### WHAT IS ASKED:
Lines that hold the word "this" should be located and copied.

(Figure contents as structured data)
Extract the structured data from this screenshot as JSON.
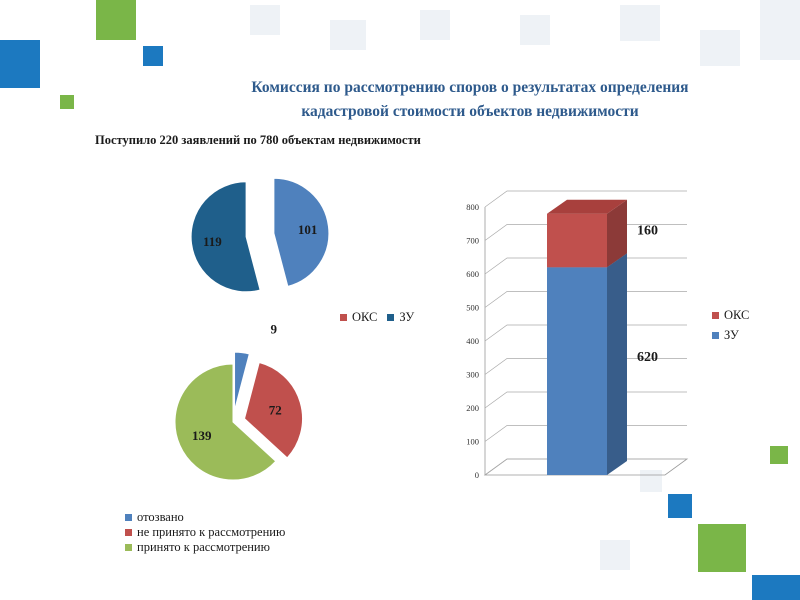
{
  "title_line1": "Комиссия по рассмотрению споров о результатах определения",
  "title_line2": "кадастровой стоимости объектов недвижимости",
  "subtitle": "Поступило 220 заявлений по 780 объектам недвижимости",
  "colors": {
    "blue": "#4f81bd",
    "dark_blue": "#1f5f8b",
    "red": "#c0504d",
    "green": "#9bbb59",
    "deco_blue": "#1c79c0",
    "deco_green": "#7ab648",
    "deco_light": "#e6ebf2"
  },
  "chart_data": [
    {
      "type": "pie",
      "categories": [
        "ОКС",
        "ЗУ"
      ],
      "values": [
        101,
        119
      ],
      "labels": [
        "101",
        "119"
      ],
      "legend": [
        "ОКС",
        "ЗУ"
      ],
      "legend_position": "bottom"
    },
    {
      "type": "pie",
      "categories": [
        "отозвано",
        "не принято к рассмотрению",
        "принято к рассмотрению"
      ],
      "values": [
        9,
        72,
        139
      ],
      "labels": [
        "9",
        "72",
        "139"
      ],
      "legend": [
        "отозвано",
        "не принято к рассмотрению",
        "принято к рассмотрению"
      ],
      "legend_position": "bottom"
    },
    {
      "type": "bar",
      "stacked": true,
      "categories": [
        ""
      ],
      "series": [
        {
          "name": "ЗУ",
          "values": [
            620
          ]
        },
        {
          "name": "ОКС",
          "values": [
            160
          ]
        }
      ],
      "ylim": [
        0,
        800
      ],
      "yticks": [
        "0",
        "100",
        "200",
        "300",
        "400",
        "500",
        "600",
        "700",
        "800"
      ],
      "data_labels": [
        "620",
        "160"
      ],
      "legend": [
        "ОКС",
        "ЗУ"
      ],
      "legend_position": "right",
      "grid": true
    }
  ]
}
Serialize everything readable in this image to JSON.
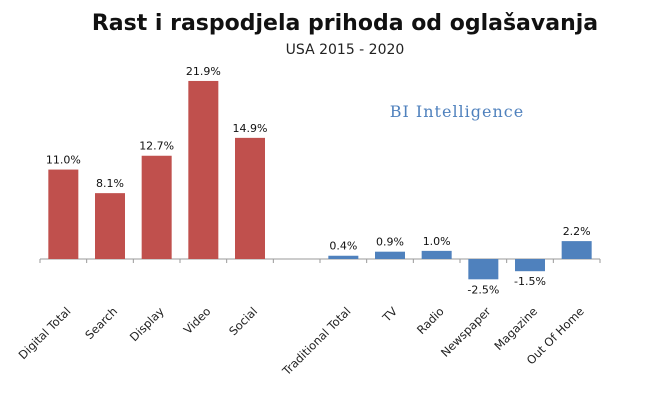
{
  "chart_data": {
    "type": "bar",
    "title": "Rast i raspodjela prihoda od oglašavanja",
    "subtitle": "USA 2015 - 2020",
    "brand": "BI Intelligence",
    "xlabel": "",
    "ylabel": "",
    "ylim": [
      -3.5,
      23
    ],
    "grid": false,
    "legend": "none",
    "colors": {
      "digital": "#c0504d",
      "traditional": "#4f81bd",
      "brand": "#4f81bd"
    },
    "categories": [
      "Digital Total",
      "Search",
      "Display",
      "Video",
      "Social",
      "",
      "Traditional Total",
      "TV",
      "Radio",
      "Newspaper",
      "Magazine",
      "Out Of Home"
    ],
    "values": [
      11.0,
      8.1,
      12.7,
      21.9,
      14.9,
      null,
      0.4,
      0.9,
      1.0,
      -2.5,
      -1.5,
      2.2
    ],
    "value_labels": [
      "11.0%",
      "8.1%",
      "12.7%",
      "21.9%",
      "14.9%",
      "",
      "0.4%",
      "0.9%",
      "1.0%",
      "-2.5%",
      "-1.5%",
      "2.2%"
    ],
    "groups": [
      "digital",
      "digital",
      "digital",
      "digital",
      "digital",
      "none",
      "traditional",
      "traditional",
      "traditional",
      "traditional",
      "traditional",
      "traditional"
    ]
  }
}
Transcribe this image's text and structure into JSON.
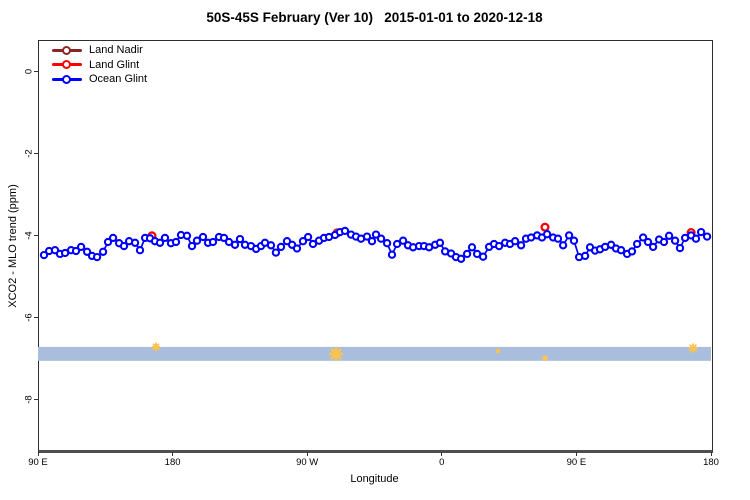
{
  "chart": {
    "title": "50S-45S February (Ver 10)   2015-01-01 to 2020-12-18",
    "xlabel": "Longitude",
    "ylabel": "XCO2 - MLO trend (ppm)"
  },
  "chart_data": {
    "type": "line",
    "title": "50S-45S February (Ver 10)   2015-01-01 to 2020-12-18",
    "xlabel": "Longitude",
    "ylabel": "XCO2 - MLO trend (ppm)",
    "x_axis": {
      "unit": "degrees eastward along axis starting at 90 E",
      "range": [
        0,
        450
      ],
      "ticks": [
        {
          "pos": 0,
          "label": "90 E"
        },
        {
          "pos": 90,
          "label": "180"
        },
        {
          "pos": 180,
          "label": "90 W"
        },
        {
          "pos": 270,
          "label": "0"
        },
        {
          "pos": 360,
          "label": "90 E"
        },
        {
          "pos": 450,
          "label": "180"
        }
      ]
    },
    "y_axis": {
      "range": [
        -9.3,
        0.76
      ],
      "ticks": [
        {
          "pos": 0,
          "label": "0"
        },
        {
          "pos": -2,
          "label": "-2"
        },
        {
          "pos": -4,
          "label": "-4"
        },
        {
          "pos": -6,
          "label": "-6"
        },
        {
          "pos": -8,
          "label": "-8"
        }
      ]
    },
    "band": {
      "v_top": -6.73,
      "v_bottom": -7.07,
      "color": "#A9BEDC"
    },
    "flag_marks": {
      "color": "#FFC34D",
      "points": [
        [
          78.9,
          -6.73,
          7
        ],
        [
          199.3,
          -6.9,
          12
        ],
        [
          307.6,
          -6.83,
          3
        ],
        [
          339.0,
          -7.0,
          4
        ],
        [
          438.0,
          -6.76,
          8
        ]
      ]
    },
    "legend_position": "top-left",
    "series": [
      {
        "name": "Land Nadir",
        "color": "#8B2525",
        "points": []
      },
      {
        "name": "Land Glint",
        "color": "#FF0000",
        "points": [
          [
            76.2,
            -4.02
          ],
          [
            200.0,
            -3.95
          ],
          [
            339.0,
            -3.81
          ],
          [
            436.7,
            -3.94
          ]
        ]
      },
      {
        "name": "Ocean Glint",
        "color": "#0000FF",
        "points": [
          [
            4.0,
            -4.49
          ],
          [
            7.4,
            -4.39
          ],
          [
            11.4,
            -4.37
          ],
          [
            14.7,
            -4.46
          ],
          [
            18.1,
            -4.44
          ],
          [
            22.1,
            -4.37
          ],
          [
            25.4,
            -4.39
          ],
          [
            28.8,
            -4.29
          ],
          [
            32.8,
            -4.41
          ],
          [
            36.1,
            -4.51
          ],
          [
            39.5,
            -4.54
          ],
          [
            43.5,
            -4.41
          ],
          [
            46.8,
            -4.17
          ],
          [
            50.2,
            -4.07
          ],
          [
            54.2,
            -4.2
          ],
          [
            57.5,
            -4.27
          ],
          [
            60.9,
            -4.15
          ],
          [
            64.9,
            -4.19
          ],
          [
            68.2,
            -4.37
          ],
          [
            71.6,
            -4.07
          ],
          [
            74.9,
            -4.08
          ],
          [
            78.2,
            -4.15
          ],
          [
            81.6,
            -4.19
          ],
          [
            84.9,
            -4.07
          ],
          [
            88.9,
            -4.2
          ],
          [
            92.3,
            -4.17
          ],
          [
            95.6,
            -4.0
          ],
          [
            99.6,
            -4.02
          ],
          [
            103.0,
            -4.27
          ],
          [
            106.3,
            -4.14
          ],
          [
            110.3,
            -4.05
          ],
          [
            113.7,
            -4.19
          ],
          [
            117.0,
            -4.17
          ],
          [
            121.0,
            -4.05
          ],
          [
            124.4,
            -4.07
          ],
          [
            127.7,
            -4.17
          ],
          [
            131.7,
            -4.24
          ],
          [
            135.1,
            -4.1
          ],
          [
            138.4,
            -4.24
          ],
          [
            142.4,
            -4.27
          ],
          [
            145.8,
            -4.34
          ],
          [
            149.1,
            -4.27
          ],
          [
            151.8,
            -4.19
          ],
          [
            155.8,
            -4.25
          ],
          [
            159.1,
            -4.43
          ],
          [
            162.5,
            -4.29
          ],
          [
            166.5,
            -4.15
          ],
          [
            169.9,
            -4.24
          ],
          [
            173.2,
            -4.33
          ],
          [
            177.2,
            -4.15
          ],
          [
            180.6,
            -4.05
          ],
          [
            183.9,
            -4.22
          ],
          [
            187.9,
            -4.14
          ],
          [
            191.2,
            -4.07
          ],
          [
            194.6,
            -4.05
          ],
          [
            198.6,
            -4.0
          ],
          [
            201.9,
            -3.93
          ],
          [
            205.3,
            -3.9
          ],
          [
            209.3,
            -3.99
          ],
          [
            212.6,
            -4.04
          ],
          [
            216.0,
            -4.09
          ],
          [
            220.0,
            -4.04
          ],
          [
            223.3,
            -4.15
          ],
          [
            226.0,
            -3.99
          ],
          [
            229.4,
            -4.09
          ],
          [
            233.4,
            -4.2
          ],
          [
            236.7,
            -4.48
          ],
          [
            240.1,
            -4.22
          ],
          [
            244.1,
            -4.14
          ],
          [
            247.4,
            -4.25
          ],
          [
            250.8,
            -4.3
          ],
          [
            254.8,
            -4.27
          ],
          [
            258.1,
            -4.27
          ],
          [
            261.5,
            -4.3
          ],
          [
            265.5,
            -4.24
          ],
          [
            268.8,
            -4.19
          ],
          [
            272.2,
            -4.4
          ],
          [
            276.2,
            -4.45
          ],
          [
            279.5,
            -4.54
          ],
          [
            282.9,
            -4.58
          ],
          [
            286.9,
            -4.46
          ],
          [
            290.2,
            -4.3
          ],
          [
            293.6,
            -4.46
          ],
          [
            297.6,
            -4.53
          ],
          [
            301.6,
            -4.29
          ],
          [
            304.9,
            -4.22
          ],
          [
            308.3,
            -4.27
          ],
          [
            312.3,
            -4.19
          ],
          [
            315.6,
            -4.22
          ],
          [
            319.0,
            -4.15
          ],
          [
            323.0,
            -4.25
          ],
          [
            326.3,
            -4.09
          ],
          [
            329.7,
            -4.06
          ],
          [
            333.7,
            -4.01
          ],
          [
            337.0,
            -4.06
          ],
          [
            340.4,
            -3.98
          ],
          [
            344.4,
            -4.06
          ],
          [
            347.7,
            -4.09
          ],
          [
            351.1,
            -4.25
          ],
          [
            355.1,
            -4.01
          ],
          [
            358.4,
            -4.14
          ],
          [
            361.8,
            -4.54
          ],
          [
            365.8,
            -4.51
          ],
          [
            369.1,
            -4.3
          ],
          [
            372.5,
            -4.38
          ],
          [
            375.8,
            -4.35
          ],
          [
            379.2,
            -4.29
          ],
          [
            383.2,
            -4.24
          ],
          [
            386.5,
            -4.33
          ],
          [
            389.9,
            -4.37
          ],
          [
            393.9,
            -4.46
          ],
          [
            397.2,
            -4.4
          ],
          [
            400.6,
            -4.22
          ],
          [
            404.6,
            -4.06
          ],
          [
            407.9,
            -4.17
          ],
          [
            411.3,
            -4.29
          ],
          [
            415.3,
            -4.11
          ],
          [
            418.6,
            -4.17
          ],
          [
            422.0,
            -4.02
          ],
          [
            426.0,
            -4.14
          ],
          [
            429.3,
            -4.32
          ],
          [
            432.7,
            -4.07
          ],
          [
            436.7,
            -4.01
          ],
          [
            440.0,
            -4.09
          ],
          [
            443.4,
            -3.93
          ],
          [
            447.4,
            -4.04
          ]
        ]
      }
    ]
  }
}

### IN RESPONSE:
Extract the structured data from this screenshot as JSON.
Serialize everything readable in this image to JSON.
Transcribe this image's text and structure into JSON.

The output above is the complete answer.